▶ **EXERCISE GOAL**
Without the pictures, print each of the records below exactly as it appears.

▶ **RECORDS SUPPLIED**

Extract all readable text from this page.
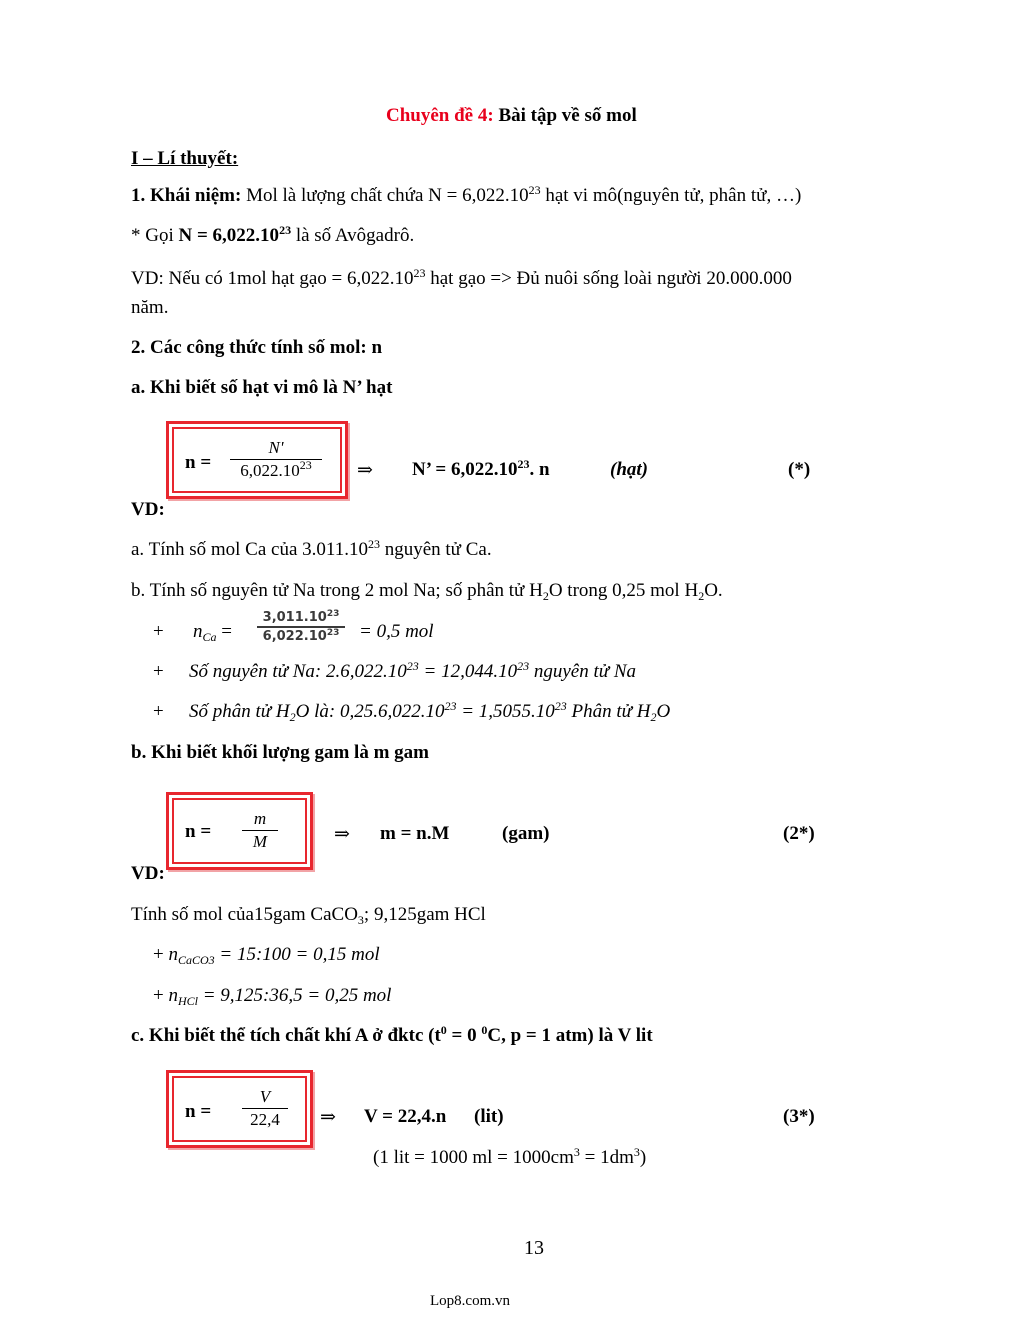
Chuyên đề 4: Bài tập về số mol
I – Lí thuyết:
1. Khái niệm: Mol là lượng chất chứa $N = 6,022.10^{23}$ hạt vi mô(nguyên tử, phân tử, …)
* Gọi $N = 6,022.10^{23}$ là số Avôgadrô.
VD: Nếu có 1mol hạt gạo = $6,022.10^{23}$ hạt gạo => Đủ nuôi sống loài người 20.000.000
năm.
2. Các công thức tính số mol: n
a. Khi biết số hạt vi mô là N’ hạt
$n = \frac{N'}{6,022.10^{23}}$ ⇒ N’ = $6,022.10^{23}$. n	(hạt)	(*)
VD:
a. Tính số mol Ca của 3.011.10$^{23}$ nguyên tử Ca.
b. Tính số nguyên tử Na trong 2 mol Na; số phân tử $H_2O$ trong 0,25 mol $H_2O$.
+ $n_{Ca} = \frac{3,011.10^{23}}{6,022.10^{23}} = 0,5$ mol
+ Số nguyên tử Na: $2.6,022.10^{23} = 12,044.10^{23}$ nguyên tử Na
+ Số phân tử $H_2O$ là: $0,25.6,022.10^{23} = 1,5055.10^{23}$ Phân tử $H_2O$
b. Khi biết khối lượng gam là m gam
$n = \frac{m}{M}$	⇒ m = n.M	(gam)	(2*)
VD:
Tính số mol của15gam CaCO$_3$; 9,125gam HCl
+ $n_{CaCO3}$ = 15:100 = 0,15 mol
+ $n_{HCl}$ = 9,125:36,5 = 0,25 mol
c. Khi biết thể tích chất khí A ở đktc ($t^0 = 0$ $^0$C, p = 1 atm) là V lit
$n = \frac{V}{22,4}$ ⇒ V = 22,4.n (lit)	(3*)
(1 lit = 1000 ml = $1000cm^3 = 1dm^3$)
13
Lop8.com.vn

▶ **EXERCISE RESPONSE**
Extract all readable text from this page.
Chuyên đề 4: Bài tập về số mol
I – Lí thuyết:
1. Khái niệm: Mol là lượng chất chứa $N = 6,022.10^{23}$ hạt vi mô(nguyên tử, phân tử, …)
* Gọi $N = 6,022.10^{23}$ là số Avôgadrô.
VD: Nếu có 1mol hạt gạo = $6,022.10^{23}$ hạt gạo => Đủ nuôi sống loài người 20.000.000
năm.
2. Các công thức tính số mol: n
a. Khi biết số hạt vi mô là N’ hạt
$n = \frac{N'}{6,022.10^{23}}$ ⇒ N’ = $6,022.10^{23}$. n	(hạt)	(*)
VD:
a. Tính số mol Ca của 3.011.10$^{23}$ nguyên tử Ca.
b. Tính số nguyên tử Na trong 2 mol Na; số phân tử $H_2O$ trong 0,25 mol $H_2O$.
+ $n_{Ca} = \frac{3,011.10^{23}}{6,022.10^{23}} = 0,5$ mol
+ Số nguyên tử Na: $2.6,022.10^{23} = 12,044.10^{23}$ nguyên tử Na
+ Số phân tử $H_2O$ là: $0,25.6,022.10^{23} = 1,5055.10^{23}$ Phân tử $H_2O$
b. Khi biết khối lượng gam là m gam
$n = \frac{m}{M}$	⇒ m = n.M	(gam)	(2*)
VD:
Tính số mol của15gam CaCO$_3$; 9,125gam HCl
+ $n_{CaCO3}$ = 15:100 = 0,15 mol
+ $n_{HCl}$ = 9,125:36,5 = 0,25 mol
c. Khi biết thể tích chất khí A ở đktc ($t^0 = 0$ $^0$C, p = 1 atm) là V lit
$n = \frac{V}{22,4}$ ⇒ V = 22,4.n (lit)	(3*)
(1 lit = 1000 ml = $1000cm^3 = 1dm^3$)
13
Lop8.com.vn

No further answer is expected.